Requirement: Output all records precisely as written.

(Items from a data source)

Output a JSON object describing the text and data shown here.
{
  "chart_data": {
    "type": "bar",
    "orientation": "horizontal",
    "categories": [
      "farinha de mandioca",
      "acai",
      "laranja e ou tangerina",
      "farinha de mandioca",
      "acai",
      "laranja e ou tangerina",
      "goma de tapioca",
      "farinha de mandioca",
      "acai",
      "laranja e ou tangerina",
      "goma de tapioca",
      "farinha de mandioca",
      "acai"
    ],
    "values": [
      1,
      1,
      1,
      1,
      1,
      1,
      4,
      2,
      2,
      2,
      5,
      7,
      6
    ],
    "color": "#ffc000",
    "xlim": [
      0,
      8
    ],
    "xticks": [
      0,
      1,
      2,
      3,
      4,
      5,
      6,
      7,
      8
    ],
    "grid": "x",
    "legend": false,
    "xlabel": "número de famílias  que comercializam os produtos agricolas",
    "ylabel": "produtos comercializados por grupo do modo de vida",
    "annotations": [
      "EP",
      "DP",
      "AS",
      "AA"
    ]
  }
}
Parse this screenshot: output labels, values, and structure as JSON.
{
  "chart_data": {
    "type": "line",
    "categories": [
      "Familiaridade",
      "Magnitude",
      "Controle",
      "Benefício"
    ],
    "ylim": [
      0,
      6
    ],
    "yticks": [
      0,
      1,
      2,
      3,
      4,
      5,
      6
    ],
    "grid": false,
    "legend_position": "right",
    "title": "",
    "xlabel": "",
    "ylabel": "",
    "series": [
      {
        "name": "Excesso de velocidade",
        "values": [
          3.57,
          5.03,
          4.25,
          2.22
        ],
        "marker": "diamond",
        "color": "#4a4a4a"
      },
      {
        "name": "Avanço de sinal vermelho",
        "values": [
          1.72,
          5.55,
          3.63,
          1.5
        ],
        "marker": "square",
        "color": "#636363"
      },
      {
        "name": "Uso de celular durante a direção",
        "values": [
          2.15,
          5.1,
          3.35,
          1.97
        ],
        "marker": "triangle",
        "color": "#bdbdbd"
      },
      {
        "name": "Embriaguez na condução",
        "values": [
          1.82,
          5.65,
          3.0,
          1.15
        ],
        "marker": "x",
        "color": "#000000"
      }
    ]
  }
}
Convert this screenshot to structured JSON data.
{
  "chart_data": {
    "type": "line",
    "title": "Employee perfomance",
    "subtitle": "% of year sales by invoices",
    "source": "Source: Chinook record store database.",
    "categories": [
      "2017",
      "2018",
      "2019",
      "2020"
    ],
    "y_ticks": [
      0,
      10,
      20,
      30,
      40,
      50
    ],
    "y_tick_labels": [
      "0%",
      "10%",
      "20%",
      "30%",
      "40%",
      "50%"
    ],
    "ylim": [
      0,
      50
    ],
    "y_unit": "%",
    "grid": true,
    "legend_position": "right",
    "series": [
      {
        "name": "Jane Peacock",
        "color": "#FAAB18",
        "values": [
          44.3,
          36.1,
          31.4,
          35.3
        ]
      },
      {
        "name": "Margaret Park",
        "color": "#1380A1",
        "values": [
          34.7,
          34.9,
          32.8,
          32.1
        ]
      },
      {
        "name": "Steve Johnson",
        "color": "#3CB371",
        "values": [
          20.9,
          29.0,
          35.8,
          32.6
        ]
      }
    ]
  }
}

The completed task:
Output a JSON object describing the text and data shown here.
{
  "chart_data": {
    "type": "bar",
    "orientation": "horizontal",
    "categories": [
      "farinha de mandioca",
      "acai",
      "laranja e ou tangerina",
      "farinha de mandioca",
      "acai",
      "laranja e ou tangerina",
      "goma de tapioca",
      "farinha de mandioca",
      "acai",
      "laranja e ou tangerina",
      "goma de tapioca",
      "farinha de mandioca",
      "acai"
    ],
    "values": [
      1,
      1,
      1,
      1,
      1,
      1,
      4,
      2,
      2,
      2,
      5,
      7,
      6
    ],
    "color": "#ffc000",
    "xlim": [
      0,
      8
    ],
    "xticks": [
      0,
      1,
      2,
      3,
      4,
      5,
      6,
      7,
      8
    ],
    "grid": "x",
    "legend": false,
    "xlabel": "número de famílias  que comercializam os produtos agricolas",
    "ylabel": "produtos comercializados por grupo do modo de vida",
    "annotations": [
      "EP",
      "DP",
      "AS",
      "AA"
    ]
  }
}
Parse this screenshot: output labels, values, and structure as JSON.
{
  "chart_data": {
    "type": "line",
    "categories": [
      "Familiaridade",
      "Magnitude",
      "Controle",
      "Benefício"
    ],
    "ylim": [
      0,
      6
    ],
    "yticks": [
      0,
      1,
      2,
      3,
      4,
      5,
      6
    ],
    "grid": false,
    "legend_position": "right",
    "title": "",
    "xlabel": "",
    "ylabel": "",
    "series": [
      {
        "name": "Excesso de velocidade",
        "values": [
          3.57,
          5.03,
          4.25,
          2.22
        ],
        "marker": "diamond",
        "color": "#4a4a4a"
      },
      {
        "name": "Avanço de sinal vermelho",
        "values": [
          1.72,
          5.55,
          3.63,
          1.5
        ],
        "marker": "square",
        "color": "#636363"
      },
      {
        "name": "Uso de celular durante a direção",
        "values": [
          2.15,
          5.1,
          3.35,
          1.97
        ],
        "marker": "triangle",
        "color": "#bdbdbd"
      },
      {
        "name": "Embriaguez na condução",
        "values": [
          1.82,
          5.65,
          3.0,
          1.15
        ],
        "marker": "x",
        "color": "#000000"
      }
    ]
  }
}
Convert this screenshot to structured JSON data.
{
  "chart_data": {
    "type": "line",
    "title": "Employee perfomance",
    "subtitle": "% of year sales by invoices",
    "source": "Source: Chinook record store database.",
    "categories": [
      "2017",
      "2018",
      "2019",
      "2020"
    ],
    "y_ticks": [
      0,
      10,
      20,
      30,
      40,
      50
    ],
    "y_tick_labels": [
      "0%",
      "10%",
      "20%",
      "30%",
      "40%",
      "50%"
    ],
    "ylim": [
      0,
      50
    ],
    "y_unit": "%",
    "grid": true,
    "legend_position": "right",
    "series": [
      {
        "name": "Jane Peacock",
        "color": "#FAAB18",
        "values": [
          44.3,
          36.1,
          31.4,
          35.3
        ]
      },
      {
        "name": "Margaret Park",
        "color": "#1380A1",
        "values": [
          34.7,
          34.9,
          32.8,
          32.1
        ]
      },
      {
        "name": "Steve Johnson",
        "color": "#3CB371",
        "values": [
          20.9,
          29.0,
          35.8,
          32.6
        ]
      }
    ]
  }
}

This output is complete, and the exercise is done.